Copy each line that contains the word "tienen".

▬▬▬

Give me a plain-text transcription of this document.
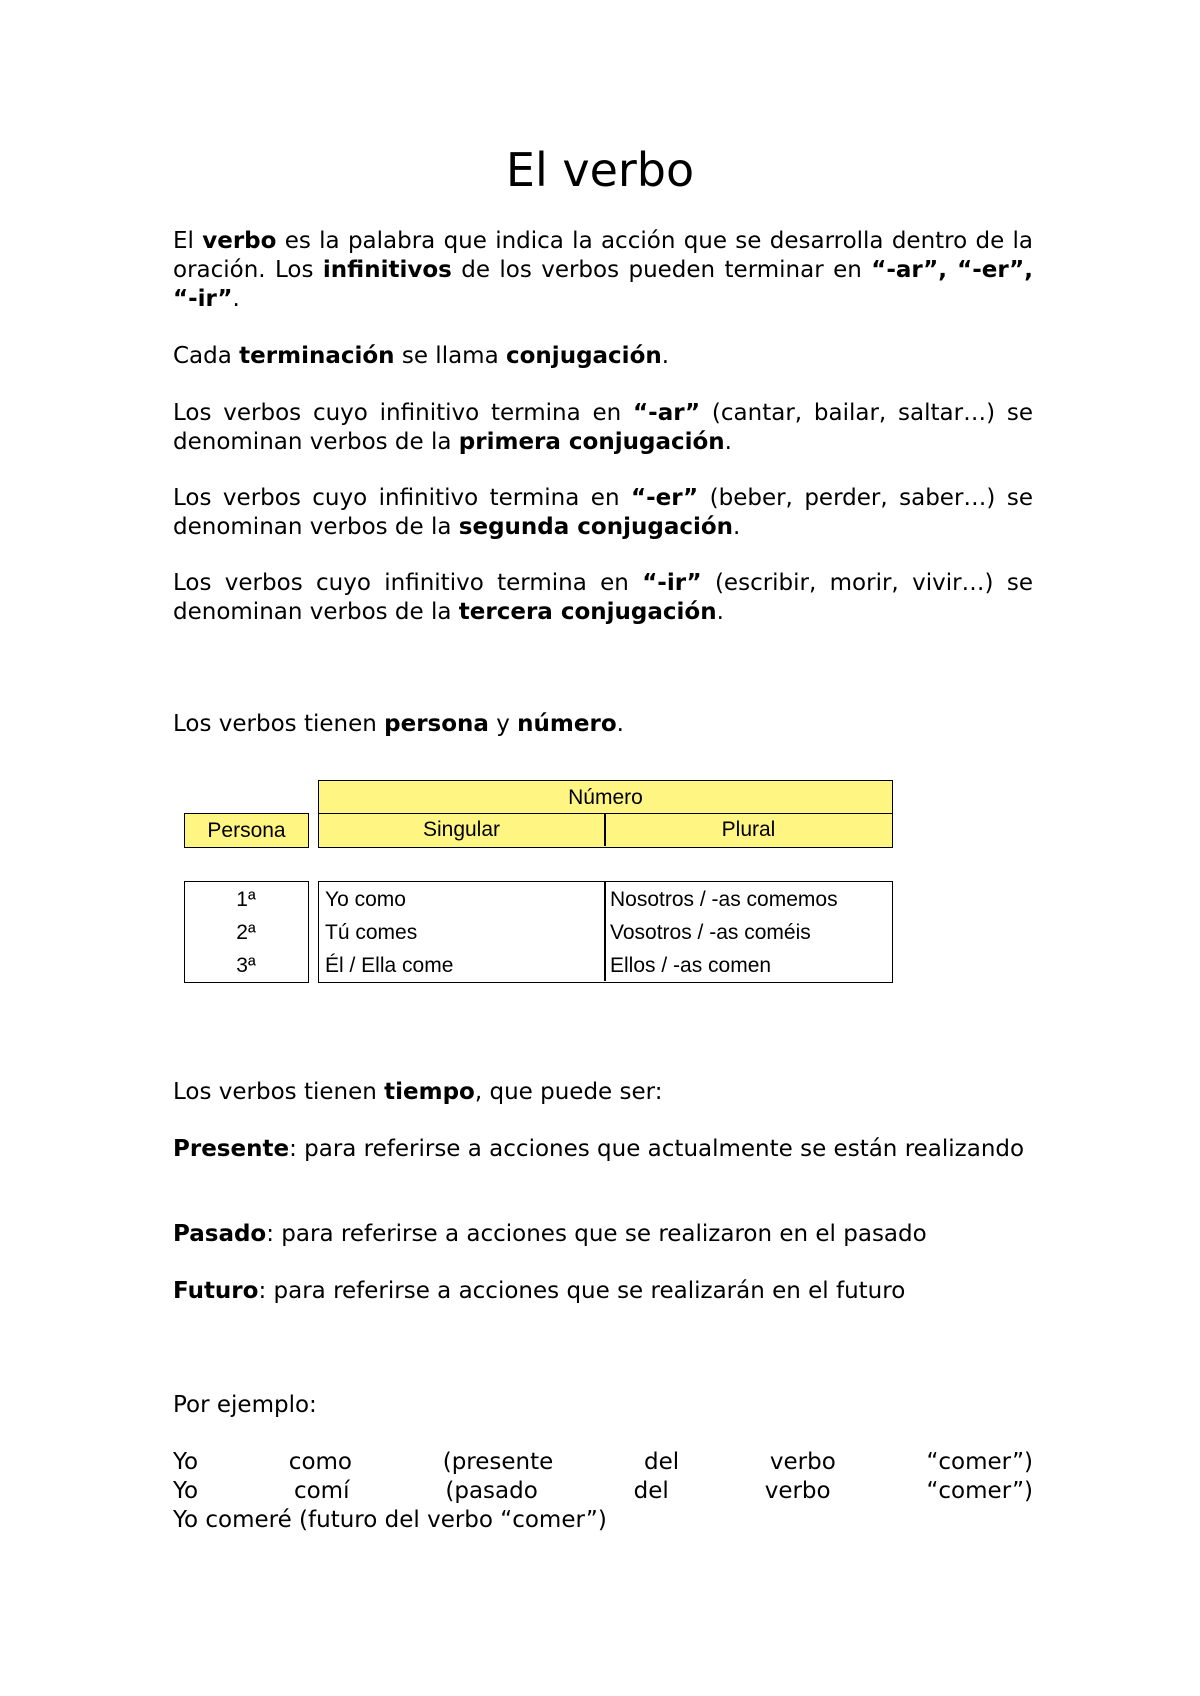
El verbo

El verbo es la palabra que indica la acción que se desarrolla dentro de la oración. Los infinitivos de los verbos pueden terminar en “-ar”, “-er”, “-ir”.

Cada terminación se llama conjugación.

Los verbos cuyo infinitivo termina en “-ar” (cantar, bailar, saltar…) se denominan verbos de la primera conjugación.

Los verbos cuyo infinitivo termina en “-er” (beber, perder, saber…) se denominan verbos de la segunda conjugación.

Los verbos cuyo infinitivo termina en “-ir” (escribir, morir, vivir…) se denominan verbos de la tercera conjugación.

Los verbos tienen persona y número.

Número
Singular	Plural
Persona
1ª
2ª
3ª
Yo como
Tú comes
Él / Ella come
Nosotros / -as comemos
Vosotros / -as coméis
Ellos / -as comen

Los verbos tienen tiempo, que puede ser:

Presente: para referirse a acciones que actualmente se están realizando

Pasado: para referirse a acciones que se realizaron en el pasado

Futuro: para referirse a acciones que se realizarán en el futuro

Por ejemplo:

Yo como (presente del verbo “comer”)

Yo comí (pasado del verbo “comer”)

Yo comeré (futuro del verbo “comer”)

▬▬▬

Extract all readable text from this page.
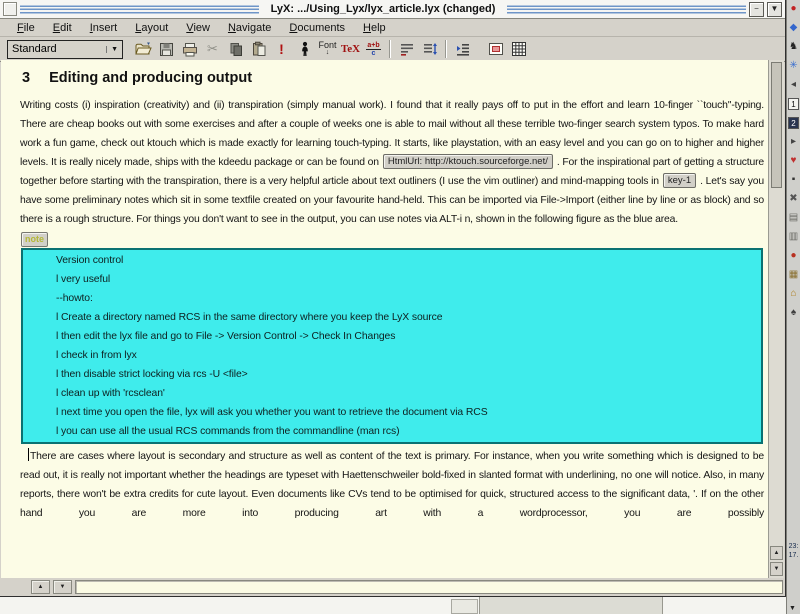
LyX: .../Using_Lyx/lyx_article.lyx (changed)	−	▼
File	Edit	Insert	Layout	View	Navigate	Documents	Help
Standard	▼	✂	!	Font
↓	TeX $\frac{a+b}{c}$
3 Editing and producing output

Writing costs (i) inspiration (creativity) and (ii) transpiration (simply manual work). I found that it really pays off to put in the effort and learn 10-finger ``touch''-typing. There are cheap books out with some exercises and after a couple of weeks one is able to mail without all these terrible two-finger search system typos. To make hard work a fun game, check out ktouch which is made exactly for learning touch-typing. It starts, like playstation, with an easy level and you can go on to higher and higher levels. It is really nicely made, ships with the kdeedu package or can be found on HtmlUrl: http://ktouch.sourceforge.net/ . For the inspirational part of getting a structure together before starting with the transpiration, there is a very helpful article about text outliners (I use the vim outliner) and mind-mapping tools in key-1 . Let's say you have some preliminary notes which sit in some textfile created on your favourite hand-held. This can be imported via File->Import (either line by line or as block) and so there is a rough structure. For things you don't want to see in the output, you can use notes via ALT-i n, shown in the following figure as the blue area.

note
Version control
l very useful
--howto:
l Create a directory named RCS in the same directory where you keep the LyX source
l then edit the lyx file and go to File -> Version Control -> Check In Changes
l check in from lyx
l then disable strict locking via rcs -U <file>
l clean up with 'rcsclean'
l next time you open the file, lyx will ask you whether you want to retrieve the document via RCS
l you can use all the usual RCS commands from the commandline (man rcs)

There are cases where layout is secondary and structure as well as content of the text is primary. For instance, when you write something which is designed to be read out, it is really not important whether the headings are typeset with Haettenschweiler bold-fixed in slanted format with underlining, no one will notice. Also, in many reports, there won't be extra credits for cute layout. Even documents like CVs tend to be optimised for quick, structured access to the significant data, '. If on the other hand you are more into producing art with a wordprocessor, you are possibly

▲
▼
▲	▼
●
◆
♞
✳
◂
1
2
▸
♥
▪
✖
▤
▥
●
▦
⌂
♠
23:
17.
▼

▬▬▬

## Task output
Los verbos tienen persona y número.
Los verbos tienen tiempo, que puede ser:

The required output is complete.